- SHORT TASK -
Repeat each record below exactly, dropping the pictures.

- GIVEN ENTRIES -
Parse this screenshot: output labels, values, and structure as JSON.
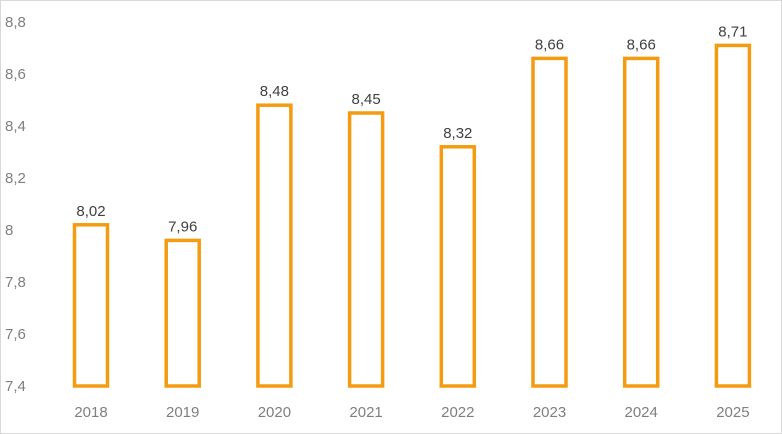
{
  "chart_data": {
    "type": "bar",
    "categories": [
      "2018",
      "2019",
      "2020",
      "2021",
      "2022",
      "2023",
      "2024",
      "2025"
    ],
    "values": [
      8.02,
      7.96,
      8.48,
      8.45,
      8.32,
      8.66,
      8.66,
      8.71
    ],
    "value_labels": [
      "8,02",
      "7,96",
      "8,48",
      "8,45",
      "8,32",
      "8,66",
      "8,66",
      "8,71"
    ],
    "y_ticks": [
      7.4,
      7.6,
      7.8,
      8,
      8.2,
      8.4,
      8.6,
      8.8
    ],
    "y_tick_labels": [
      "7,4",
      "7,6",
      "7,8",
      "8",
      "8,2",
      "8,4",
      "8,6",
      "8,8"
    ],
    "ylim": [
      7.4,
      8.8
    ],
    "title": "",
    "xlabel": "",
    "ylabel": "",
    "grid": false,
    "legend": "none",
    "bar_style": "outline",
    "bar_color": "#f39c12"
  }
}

- IN RESPONSE -
Parse this screenshot: output labels, values, and structure as JSON.
{
  "chart_data": {
    "type": "bar",
    "categories": [
      "2018",
      "2019",
      "2020",
      "2021",
      "2022",
      "2023",
      "2024",
      "2025"
    ],
    "values": [
      8.02,
      7.96,
      8.48,
      8.45,
      8.32,
      8.66,
      8.66,
      8.71
    ],
    "value_labels": [
      "8,02",
      "7,96",
      "8,48",
      "8,45",
      "8,32",
      "8,66",
      "8,66",
      "8,71"
    ],
    "y_ticks": [
      7.4,
      7.6,
      7.8,
      8,
      8.2,
      8.4,
      8.6,
      8.8
    ],
    "y_tick_labels": [
      "7,4",
      "7,6",
      "7,8",
      "8",
      "8,2",
      "8,4",
      "8,6",
      "8,8"
    ],
    "ylim": [
      7.4,
      8.8
    ],
    "title": "",
    "xlabel": "",
    "ylabel": "",
    "grid": false,
    "legend": "none",
    "bar_style": "outline",
    "bar_color": "#f39c12"
  }
}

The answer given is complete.